### Exercise details
Please write out, word for word, everything from the start of the records down to the line containing "header-study-duration: 学习时长 xyxy=(1185,1274,1281,1302)", with that line included.

### Exercise materials

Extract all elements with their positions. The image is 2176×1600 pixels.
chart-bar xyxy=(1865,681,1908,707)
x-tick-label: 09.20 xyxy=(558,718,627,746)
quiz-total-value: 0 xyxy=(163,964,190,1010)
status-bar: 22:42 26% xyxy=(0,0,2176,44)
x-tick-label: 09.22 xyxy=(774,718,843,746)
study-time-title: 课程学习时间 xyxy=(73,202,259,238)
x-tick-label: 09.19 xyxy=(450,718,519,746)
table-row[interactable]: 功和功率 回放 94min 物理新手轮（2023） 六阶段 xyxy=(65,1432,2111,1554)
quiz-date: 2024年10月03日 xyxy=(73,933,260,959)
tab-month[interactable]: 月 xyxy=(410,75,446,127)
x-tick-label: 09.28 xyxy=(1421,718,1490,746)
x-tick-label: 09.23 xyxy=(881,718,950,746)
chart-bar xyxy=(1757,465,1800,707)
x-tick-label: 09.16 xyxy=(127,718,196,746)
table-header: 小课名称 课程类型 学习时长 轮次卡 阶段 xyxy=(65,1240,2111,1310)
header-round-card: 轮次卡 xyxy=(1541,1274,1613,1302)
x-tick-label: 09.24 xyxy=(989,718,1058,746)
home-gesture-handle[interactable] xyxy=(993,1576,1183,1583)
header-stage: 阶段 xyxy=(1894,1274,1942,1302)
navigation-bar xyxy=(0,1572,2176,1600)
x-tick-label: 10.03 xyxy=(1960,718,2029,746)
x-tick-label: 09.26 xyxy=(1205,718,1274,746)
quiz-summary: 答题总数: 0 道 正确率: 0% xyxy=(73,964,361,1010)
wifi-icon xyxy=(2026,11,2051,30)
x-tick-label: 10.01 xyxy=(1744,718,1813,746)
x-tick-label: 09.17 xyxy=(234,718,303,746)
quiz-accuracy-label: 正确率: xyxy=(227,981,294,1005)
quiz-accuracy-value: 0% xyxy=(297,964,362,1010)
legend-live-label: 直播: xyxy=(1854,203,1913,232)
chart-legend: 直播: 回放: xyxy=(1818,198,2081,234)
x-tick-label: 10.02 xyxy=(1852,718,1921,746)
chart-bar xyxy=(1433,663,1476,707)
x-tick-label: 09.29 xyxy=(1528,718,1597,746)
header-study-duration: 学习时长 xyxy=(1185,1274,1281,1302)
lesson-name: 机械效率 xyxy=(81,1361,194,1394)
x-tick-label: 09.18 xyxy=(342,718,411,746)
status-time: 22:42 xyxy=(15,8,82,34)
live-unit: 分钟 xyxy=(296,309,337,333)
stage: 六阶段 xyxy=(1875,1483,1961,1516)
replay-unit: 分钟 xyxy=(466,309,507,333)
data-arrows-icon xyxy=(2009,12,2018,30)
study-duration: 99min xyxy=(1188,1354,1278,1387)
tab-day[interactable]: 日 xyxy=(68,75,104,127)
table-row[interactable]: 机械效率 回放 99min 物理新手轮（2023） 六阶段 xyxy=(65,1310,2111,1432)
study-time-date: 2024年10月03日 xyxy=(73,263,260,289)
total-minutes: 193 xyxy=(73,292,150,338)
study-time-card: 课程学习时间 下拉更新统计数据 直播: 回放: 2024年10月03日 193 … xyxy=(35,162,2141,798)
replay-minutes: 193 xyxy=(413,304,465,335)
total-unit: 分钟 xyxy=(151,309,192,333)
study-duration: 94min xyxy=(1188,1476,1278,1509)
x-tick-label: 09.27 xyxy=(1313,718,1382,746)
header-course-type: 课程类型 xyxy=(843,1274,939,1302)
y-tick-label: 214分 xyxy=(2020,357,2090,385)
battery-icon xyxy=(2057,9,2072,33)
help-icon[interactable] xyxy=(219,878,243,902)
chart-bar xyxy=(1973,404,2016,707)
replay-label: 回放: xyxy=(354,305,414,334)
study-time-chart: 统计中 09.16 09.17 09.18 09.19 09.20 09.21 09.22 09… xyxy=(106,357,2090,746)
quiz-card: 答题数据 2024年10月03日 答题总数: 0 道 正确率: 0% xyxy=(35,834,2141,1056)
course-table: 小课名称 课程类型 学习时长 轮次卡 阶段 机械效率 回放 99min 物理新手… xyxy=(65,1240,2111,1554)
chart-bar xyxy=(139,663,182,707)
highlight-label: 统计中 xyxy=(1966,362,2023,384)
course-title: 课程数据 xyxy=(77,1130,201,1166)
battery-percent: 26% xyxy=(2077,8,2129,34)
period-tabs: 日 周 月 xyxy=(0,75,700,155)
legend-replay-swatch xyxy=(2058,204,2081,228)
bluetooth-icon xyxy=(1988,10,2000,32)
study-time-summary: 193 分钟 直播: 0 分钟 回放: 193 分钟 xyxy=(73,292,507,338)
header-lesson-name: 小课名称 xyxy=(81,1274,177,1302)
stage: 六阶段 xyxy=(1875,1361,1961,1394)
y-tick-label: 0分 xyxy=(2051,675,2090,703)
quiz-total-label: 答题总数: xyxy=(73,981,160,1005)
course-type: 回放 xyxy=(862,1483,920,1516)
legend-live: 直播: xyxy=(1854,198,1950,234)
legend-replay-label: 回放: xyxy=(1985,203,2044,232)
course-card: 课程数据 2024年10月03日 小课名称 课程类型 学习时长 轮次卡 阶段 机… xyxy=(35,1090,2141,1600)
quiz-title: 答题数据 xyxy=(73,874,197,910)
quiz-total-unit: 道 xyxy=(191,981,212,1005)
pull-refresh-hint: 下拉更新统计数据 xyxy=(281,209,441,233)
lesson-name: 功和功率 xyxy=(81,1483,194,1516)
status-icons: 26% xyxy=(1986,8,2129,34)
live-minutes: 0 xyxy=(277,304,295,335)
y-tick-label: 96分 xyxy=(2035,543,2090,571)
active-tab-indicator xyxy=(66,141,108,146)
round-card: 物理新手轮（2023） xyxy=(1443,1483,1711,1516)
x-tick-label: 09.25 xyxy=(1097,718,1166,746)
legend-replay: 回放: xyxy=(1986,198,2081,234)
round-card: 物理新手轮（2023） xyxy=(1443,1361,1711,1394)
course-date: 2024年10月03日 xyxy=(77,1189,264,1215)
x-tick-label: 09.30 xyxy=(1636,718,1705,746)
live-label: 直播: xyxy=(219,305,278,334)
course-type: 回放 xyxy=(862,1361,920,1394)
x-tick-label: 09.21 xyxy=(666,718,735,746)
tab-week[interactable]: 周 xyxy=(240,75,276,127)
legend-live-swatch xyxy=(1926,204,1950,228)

### Exercise result
Extract all elements with their positions. The image is 2176×1600 pixels.
chart-bar xyxy=(1865,681,1908,707)
x-tick-label: 09.20 xyxy=(558,718,627,746)
quiz-total-value: 0 xyxy=(163,964,190,1010)
status-bar: 22:42 26% xyxy=(0,0,2176,44)
x-tick-label: 09.22 xyxy=(774,718,843,746)
study-time-title: 课程学习时间 xyxy=(73,202,259,238)
x-tick-label: 09.19 xyxy=(450,718,519,746)
table-row[interactable]: 功和功率 回放 94min 物理新手轮（2023） 六阶段 xyxy=(65,1432,2111,1554)
quiz-date: 2024年10月03日 xyxy=(73,933,260,959)
tab-month[interactable]: 月 xyxy=(410,75,446,127)
x-tick-label: 09.28 xyxy=(1421,718,1490,746)
x-tick-label: 09.23 xyxy=(881,718,950,746)
chart-bar xyxy=(1757,465,1800,707)
x-tick-label: 09.16 xyxy=(127,718,196,746)
table-header: 小课名称 课程类型 学习时长 轮次卡 阶段 xyxy=(65,1240,2111,1310)
header-round-card: 轮次卡 xyxy=(1541,1274,1613,1302)
x-tick-label: 09.24 xyxy=(989,718,1058,746)
home-gesture-handle[interactable] xyxy=(993,1576,1183,1583)
header-stage: 阶段 xyxy=(1894,1274,1942,1302)
navigation-bar xyxy=(0,1572,2176,1600)
x-tick-label: 10.03 xyxy=(1960,718,2029,746)
x-tick-label: 09.26 xyxy=(1205,718,1274,746)
quiz-summary: 答题总数: 0 道 正确率: 0% xyxy=(73,964,361,1010)
wifi-icon xyxy=(2026,11,2051,30)
x-tick-label: 10.01 xyxy=(1744,718,1813,746)
x-tick-label: 09.17 xyxy=(234,718,303,746)
quiz-accuracy-label: 正确率: xyxy=(227,981,294,1005)
quiz-accuracy-value: 0% xyxy=(297,964,362,1010)
legend-live-label: 直播: xyxy=(1854,203,1913,232)
chart-legend: 直播: 回放: xyxy=(1818,198,2081,234)
x-tick-label: 10.02 xyxy=(1852,718,1921,746)
chart-bar xyxy=(1433,663,1476,707)
x-tick-label: 09.29 xyxy=(1528,718,1597,746)
header-study-duration: 学习时长 xyxy=(1185,1274,1281,1302)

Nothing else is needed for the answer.